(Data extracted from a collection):
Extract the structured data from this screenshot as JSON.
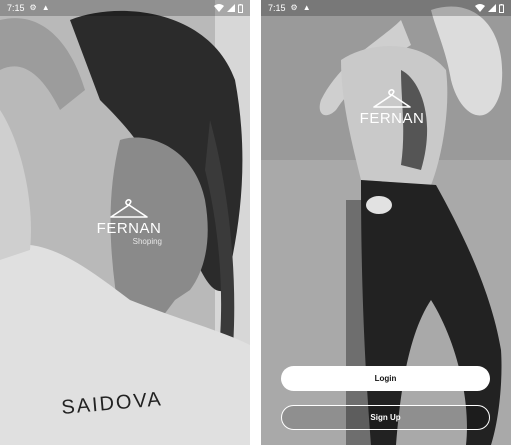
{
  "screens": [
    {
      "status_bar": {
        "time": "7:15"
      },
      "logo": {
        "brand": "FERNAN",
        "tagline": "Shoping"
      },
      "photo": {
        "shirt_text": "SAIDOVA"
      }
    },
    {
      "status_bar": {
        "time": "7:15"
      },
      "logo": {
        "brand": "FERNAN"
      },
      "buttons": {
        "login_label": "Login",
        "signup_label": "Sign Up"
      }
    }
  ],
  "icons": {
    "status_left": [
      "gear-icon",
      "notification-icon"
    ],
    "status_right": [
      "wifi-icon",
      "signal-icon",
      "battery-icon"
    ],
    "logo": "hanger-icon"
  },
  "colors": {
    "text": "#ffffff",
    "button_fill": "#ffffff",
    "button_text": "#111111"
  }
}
* * *
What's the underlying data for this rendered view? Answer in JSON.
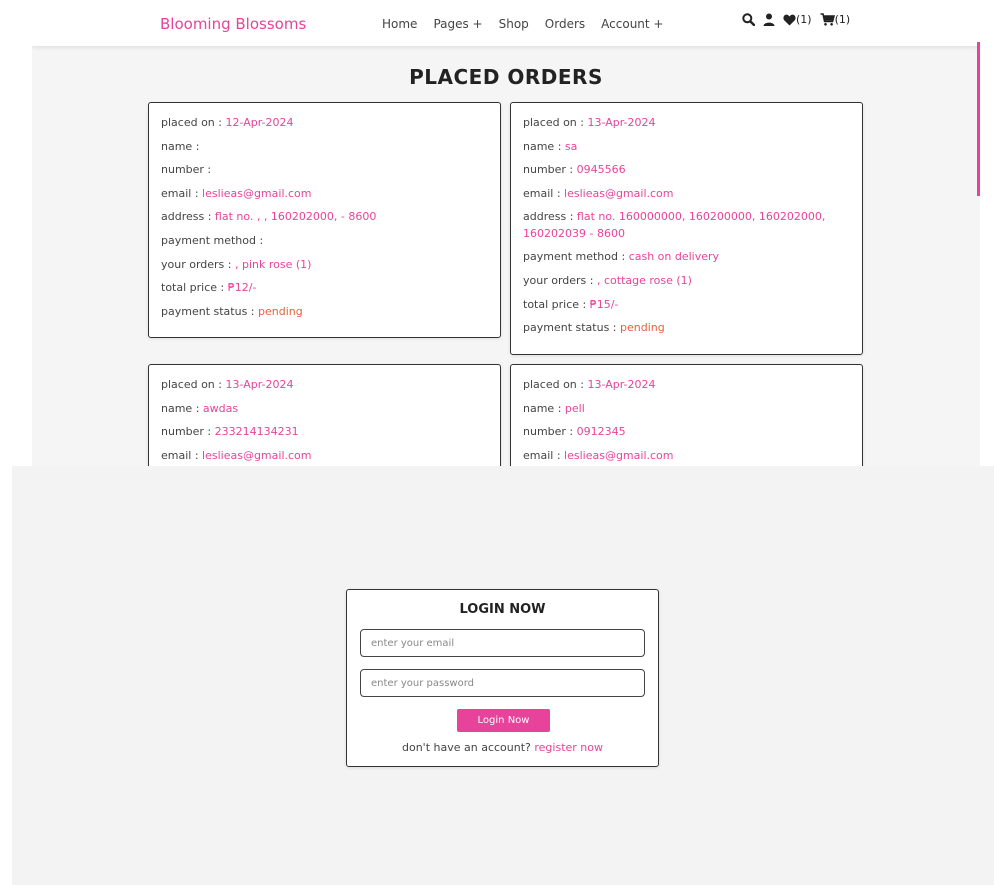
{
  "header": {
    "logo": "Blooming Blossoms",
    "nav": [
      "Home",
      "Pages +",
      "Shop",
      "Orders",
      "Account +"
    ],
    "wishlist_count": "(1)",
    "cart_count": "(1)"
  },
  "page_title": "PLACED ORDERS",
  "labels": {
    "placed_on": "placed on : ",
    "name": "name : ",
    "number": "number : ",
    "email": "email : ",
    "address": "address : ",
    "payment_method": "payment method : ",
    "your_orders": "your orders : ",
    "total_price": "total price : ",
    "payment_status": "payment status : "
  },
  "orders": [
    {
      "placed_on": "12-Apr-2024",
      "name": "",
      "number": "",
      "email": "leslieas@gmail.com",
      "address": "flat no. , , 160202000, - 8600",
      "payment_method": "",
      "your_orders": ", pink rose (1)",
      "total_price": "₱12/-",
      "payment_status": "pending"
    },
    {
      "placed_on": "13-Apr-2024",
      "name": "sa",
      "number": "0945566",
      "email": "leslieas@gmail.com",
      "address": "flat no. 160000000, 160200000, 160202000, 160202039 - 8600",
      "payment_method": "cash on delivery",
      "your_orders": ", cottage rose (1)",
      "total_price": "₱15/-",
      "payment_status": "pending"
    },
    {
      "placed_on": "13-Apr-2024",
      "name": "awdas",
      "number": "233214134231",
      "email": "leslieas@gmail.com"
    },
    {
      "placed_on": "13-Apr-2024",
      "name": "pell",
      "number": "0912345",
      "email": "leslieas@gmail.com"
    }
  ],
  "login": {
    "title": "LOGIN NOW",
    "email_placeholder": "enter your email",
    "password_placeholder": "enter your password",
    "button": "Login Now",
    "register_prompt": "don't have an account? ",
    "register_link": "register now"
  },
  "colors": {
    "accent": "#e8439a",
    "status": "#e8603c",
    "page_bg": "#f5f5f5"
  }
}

(What the task requires): Give the count of lines holding the word "this" and nothing more.

(Complete output): 2